_TO DO_. Reproduce the records below in full and without edits, omitting images.
------------
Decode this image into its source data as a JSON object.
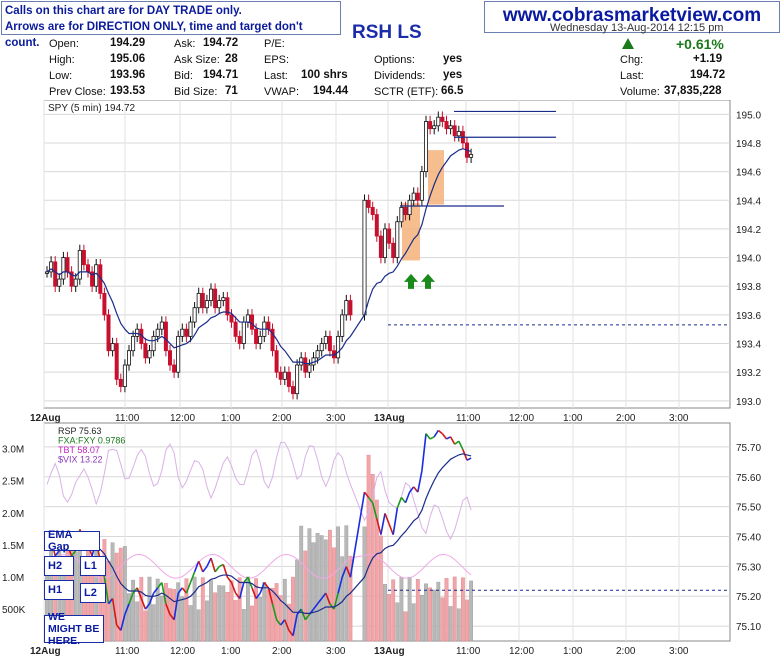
{
  "notice": {
    "line1": "Calls on this chart are for DAY TRADE only.",
    "line2": "Arrows are for DIRECTION ONLY, time and target don't count."
  },
  "brand": "www.cobrasmarketview.com",
  "ticker": "RSH LS",
  "date": "Wednesday 13-Aug-2014 12:15 pm",
  "quote": {
    "open_label": "Open:",
    "open": "194.29",
    "high_label": "High:",
    "high": "195.06",
    "low_label": "Low:",
    "low": "193.96",
    "prev_label": "Prev Close:",
    "prev": "193.53",
    "ask_label": "Ask:",
    "ask": "194.72",
    "asksize_label": "Ask Size:",
    "asksize": "28",
    "bid_label": "Bid:",
    "bid": "194.71",
    "bidsize_label": "Bid Size:",
    "bidsize": "71",
    "pe_label": "P/E:",
    "eps_label": "EPS:",
    "last_label": "Last:",
    "last_shrs": "100 shrs",
    "vwap_label": "VWAP:",
    "vwap": "194.44",
    "options_label": "Options:",
    "options": "yes",
    "dividends_label": "Dividends:",
    "dividends": "yes",
    "sctr_label": "SCTR (ETF):",
    "sctr": "66.5",
    "chgpct": "+0.61%",
    "chg_label": "Chg:",
    "chg": "+1.19",
    "last2_label": "Last:",
    "last2": "194.72",
    "volume_label": "Volume:",
    "volume": "37,835,228"
  },
  "signals": [
    "EMA Gap",
    "H2",
    "L1",
    "H1",
    "L2",
    "WE MIGHT BE HERE."
  ],
  "chart_data": [
    {
      "type": "line",
      "title": "SPY (5 min) 194.72",
      "x_ticks": [
        "12Aug",
        "11:00",
        "12:00",
        "1:00",
        "2:00",
        "3:00",
        "13Aug",
        "11:00",
        "12:00",
        "1:00",
        "2:00",
        "3:00"
      ],
      "y_ticks": [
        "195.0",
        "194.8",
        "194.6",
        "194.4",
        "194.2",
        "194.0",
        "193.8",
        "193.6",
        "193.4",
        "193.2",
        "193.0"
      ],
      "ylim": [
        192.95,
        195.1
      ],
      "series": [
        {
          "values": [
            193.9,
            193.97,
            193.8,
            193.85,
            194.0,
            193.9,
            193.8,
            193.85,
            194.05,
            193.95,
            193.9,
            193.8,
            193.95,
            193.75,
            193.6,
            193.35,
            193.4,
            193.15,
            193.1,
            193.25,
            193.35,
            193.45,
            193.5,
            193.4,
            193.3,
            193.35,
            193.45,
            193.5,
            193.55,
            193.35,
            193.25,
            193.2,
            193.45,
            193.5,
            193.45,
            193.55,
            193.65,
            193.75,
            193.65,
            193.7,
            193.78,
            193.65,
            193.7,
            193.72,
            193.6,
            193.55,
            193.45,
            193.4,
            193.55,
            193.6,
            193.5,
            193.4,
            193.45,
            193.55,
            193.5,
            193.35,
            193.2,
            193.15,
            193.2,
            193.1,
            193.05,
            193.25,
            193.3,
            193.2,
            193.25,
            193.3,
            193.35,
            193.4,
            193.45,
            193.35,
            193.3,
            193.45,
            193.6,
            193.7,
            193.6,
            194.4,
            194.35,
            194.3,
            194.15,
            194.0,
            194.2,
            194.1,
            194.0,
            194.25,
            194.35,
            194.3,
            194.4,
            194.45,
            194.4,
            194.6,
            194.95,
            194.9,
            194.92,
            194.98,
            194.95,
            194.9,
            194.92,
            194.85,
            194.88,
            194.8,
            194.7,
            194.72
          ]
        },
        {
          "values": [
            193.9,
            193.92,
            193.9,
            193.88,
            193.9,
            193.9,
            193.88,
            193.87,
            193.9,
            193.9,
            193.9,
            193.88,
            193.89,
            193.86,
            193.82,
            193.75,
            193.69,
            193.61,
            193.54,
            193.5,
            193.47,
            193.47,
            193.47,
            193.46,
            193.43,
            193.42,
            193.42,
            193.43,
            193.45,
            193.43,
            193.4,
            193.37,
            193.38,
            193.39,
            193.4,
            193.42,
            193.46,
            193.51,
            193.53,
            193.55,
            193.58,
            193.59,
            193.61,
            193.62,
            193.62,
            193.61,
            193.58,
            193.55,
            193.55,
            193.55,
            193.54,
            193.51,
            193.5,
            193.5,
            193.5,
            193.47,
            193.43,
            193.38,
            193.35,
            193.31,
            193.27,
            193.27,
            193.27,
            193.26,
            193.26,
            193.27,
            193.28,
            193.3,
            193.32,
            193.32,
            193.32,
            193.34,
            193.37,
            193.42,
            193.45,
            193.6,
            193.7,
            193.78,
            193.82,
            193.83,
            193.87,
            193.89,
            193.9,
            193.94,
            193.99,
            194.03,
            194.08,
            194.13,
            194.16,
            194.23,
            194.34,
            194.43,
            194.51,
            194.58,
            194.63,
            194.67,
            194.71,
            194.73,
            194.75,
            194.76,
            194.75,
            194.74
          ]
        }
      ],
      "annotations": [
        "193.53 prior close reference",
        "green up arrows x2",
        "orange shaded zones x2"
      ]
    },
    {
      "type": "line",
      "legend": [
        "RSP 75.63",
        "FXA:FXY 0.9786",
        "TBT 58.07",
        "$VIX 13.22"
      ],
      "y_ticks_right": [
        "75.70",
        "75.60",
        "75.50",
        "75.40",
        "75.30",
        "75.20",
        "75.10"
      ],
      "y_ticks_left": [
        "3.0M",
        "2.5M",
        "2.0M",
        "1.5M",
        "1.0M",
        "500K"
      ],
      "ylim": [
        75.05,
        75.78
      ]
    }
  ]
}
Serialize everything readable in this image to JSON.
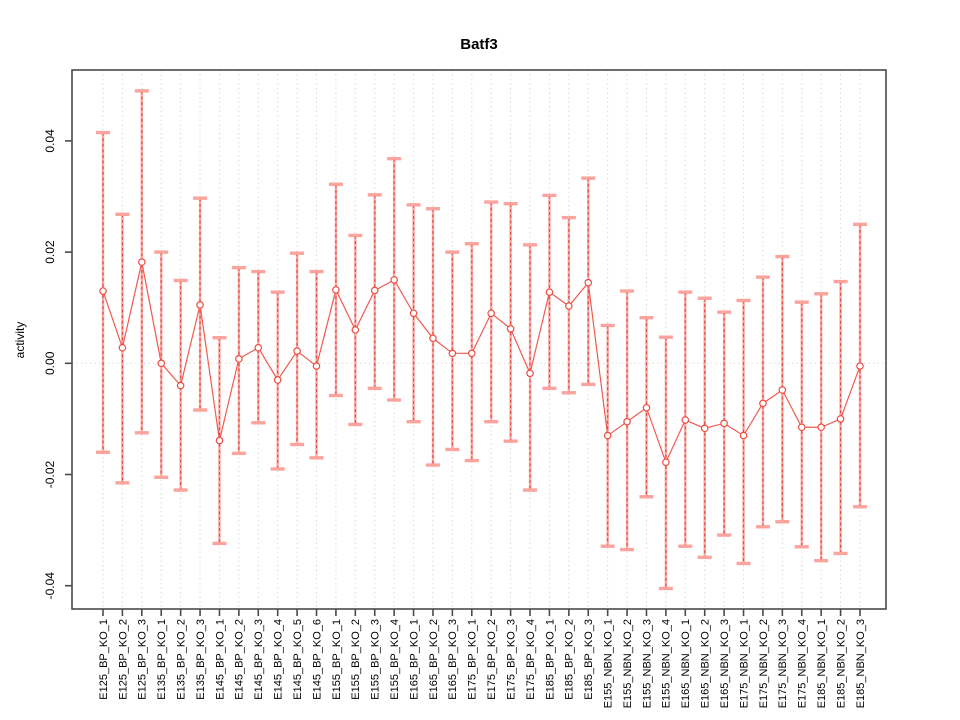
------------
_THE ANSWER_.
Decode this image into its source data as a JSON object.
{
  "notice": {
    "line1": "Calls on this chart are for DAY TRADE only.",
    "line2": "Arrows are for DIRECTION ONLY, time and target don't count."
  },
  "brand": "www.cobrasmarketview.com",
  "ticker": "RSH LS",
  "date": "Wednesday 13-Aug-2014 12:15 pm",
  "quote": {
    "open_label": "Open:",
    "open": "194.29",
    "high_label": "High:",
    "high": "195.06",
    "low_label": "Low:",
    "low": "193.96",
    "prev_label": "Prev Close:",
    "prev": "193.53",
    "ask_label": "Ask:",
    "ask": "194.72",
    "asksize_label": "Ask Size:",
    "asksize": "28",
    "bid_label": "Bid:",
    "bid": "194.71",
    "bidsize_label": "Bid Size:",
    "bidsize": "71",
    "pe_label": "P/E:",
    "eps_label": "EPS:",
    "last_label": "Last:",
    "last_shrs": "100 shrs",
    "vwap_label": "VWAP:",
    "vwap": "194.44",
    "options_label": "Options:",
    "options": "yes",
    "dividends_label": "Dividends:",
    "dividends": "yes",
    "sctr_label": "SCTR (ETF):",
    "sctr": "66.5",
    "chgpct": "+0.61%",
    "chg_label": "Chg:",
    "chg": "+1.19",
    "last2_label": "Last:",
    "last2": "194.72",
    "volume_label": "Volume:",
    "volume": "37,835,228"
  },
  "signals": [
    "EMA Gap",
    "H2",
    "L1",
    "H1",
    "L2",
    "WE MIGHT BE HERE."
  ],
  "chart_data": [
    {
      "type": "line",
      "title": "SPY (5 min) 194.72",
      "x_ticks": [
        "12Aug",
        "11:00",
        "12:00",
        "1:00",
        "2:00",
        "3:00",
        "13Aug",
        "11:00",
        "12:00",
        "1:00",
        "2:00",
        "3:00"
      ],
      "y_ticks": [
        "195.0",
        "194.8",
        "194.6",
        "194.4",
        "194.2",
        "194.0",
        "193.8",
        "193.6",
        "193.4",
        "193.2",
        "193.0"
      ],
      "ylim": [
        192.95,
        195.1
      ],
      "series": [
        {
          "values": [
            193.9,
            193.97,
            193.8,
            193.85,
            194.0,
            193.9,
            193.8,
            193.85,
            194.05,
            193.95,
            193.9,
            193.8,
            193.95,
            193.75,
            193.6,
            193.35,
            193.4,
            193.15,
            193.1,
            193.25,
            193.35,
            193.45,
            193.5,
            193.4,
            193.3,
            193.35,
            193.45,
            193.5,
            193.55,
            193.35,
            193.25,
            193.2,
            193.45,
            193.5,
            193.45,
            193.55,
            193.65,
            193.75,
            193.65,
            193.7,
            193.78,
            193.65,
            193.7,
            193.72,
            193.6,
            193.55,
            193.45,
            193.4,
            193.55,
            193.6,
            193.5,
            193.4,
            193.45,
            193.55,
            193.5,
            193.35,
            193.2,
            193.15,
            193.2,
            193.1,
            193.05,
            193.25,
            193.3,
            193.2,
            193.25,
            193.3,
            193.35,
            193.4,
            193.45,
            193.35,
            193.3,
            193.45,
            193.6,
            193.7,
            193.6,
            194.4,
            194.35,
            194.3,
            194.15,
            194.0,
            194.2,
            194.1,
            194.0,
            194.25,
            194.35,
            194.3,
            194.4,
            194.45,
            194.4,
            194.6,
            194.95,
            194.9,
            194.92,
            194.98,
            194.95,
            194.9,
            194.92,
            194.85,
            194.88,
            194.8,
            194.7,
            194.72
          ]
        },
        {
          "values": [
            193.9,
            193.92,
            193.9,
            193.88,
            193.9,
            193.9,
            193.88,
            193.87,
            193.9,
            193.9,
            193.9,
            193.88,
            193.89,
            193.86,
            193.82,
            193.75,
            193.69,
            193.61,
            193.54,
            193.5,
            193.47,
            193.47,
            193.47,
            193.46,
            193.43,
            193.42,
            193.42,
            193.43,
            193.45,
            193.43,
            193.4,
            193.37,
            193.38,
            193.39,
            193.4,
            193.42,
            193.46,
            193.51,
            193.53,
            193.55,
            193.58,
            193.59,
            193.61,
            193.62,
            193.62,
            193.61,
            193.58,
            193.55,
            193.55,
            193.55,
            193.54,
            193.51,
            193.5,
            193.5,
            193.5,
            193.47,
            193.43,
            193.38,
            193.35,
            193.31,
            193.27,
            193.27,
            193.27,
            193.26,
            193.26,
            193.27,
            193.28,
            193.3,
            193.32,
            193.32,
            193.32,
            193.34,
            193.37,
            193.42,
            193.45,
            193.6,
            193.7,
            193.78,
            193.82,
            193.83,
            193.87,
            193.89,
            193.9,
            193.94,
            193.99,
            194.03,
            194.08,
            194.13,
            194.16,
            194.23,
            194.34,
            194.43,
            194.51,
            194.58,
            194.63,
            194.67,
            194.71,
            194.73,
            194.75,
            194.76,
            194.75,
            194.74
          ]
        }
      ],
      "annotations": [
        "193.53 prior close reference",
        "green up arrows x2",
        "orange shaded zones x2"
      ]
    },
    {
      "type": "line",
      "legend": [
        "RSP 75.63",
        "FXA:FXY 0.9786",
        "TBT 58.07",
        "$VIX 13.22"
      ],
      "y_ticks_right": [
        "75.70",
        "75.60",
        "75.50",
        "75.40",
        "75.30",
        "75.20",
        "75.10"
      ],
      "y_ticks_left": [
        "3.0M",
        "2.5M",
        "2.0M",
        "1.5M",
        "1.0M",
        "500K"
      ],
      "ylim": [
        75.05,
        75.78
      ]
    }
  ]
}
Serialize everything readable in this image to JSON.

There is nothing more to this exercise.